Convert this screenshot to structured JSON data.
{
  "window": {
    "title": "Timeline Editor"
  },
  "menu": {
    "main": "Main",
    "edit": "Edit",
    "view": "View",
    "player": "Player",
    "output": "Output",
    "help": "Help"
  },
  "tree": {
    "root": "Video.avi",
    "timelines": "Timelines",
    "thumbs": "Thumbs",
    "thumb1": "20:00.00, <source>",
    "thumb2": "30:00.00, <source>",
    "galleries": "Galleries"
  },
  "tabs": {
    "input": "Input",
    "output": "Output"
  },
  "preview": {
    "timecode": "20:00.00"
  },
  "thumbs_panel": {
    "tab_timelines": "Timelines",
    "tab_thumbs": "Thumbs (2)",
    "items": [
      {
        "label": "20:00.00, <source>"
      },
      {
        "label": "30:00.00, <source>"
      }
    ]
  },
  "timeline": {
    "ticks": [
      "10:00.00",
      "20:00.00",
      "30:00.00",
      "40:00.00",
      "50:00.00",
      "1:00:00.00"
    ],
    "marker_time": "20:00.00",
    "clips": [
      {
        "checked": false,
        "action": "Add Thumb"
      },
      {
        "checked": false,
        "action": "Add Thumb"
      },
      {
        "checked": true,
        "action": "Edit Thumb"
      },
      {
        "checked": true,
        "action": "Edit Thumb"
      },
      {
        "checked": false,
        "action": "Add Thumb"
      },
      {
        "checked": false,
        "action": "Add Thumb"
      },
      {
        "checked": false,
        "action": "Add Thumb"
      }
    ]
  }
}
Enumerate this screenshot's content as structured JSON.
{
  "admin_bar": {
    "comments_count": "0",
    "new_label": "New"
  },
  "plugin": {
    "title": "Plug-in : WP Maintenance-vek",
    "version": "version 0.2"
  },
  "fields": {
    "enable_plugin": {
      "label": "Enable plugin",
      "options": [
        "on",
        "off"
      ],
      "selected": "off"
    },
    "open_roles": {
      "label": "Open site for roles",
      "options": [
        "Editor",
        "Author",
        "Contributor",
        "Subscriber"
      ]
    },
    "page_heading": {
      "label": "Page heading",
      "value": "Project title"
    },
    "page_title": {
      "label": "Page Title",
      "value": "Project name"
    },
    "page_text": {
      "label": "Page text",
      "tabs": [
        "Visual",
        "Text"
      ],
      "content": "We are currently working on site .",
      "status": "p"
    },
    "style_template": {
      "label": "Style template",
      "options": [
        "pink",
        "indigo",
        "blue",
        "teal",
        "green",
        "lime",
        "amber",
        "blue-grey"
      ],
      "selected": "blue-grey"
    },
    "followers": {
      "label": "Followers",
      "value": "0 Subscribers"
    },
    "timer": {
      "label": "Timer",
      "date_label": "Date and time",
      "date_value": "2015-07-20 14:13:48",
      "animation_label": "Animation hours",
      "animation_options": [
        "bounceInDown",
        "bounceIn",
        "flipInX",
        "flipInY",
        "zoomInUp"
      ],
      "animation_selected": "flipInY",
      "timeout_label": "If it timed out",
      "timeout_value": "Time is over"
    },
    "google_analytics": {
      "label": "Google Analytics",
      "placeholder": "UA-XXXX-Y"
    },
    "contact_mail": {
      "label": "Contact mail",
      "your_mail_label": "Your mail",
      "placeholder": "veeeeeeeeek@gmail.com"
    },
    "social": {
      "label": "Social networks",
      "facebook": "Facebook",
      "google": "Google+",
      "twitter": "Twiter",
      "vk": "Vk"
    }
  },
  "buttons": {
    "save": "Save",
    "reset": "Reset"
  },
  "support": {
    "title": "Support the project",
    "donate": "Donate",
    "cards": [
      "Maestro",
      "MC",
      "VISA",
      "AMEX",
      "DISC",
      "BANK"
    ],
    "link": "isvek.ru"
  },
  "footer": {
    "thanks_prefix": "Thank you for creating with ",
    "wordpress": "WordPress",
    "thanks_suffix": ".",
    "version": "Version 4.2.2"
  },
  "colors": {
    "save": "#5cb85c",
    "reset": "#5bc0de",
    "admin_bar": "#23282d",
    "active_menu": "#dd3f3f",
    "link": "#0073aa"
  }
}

REQUIRED WORK =
Look through the material above and pick out each line holding the word "version".

EXERCISE ANSWER =
    "version": "version 0.2"
    "version": "Version 4.2.2"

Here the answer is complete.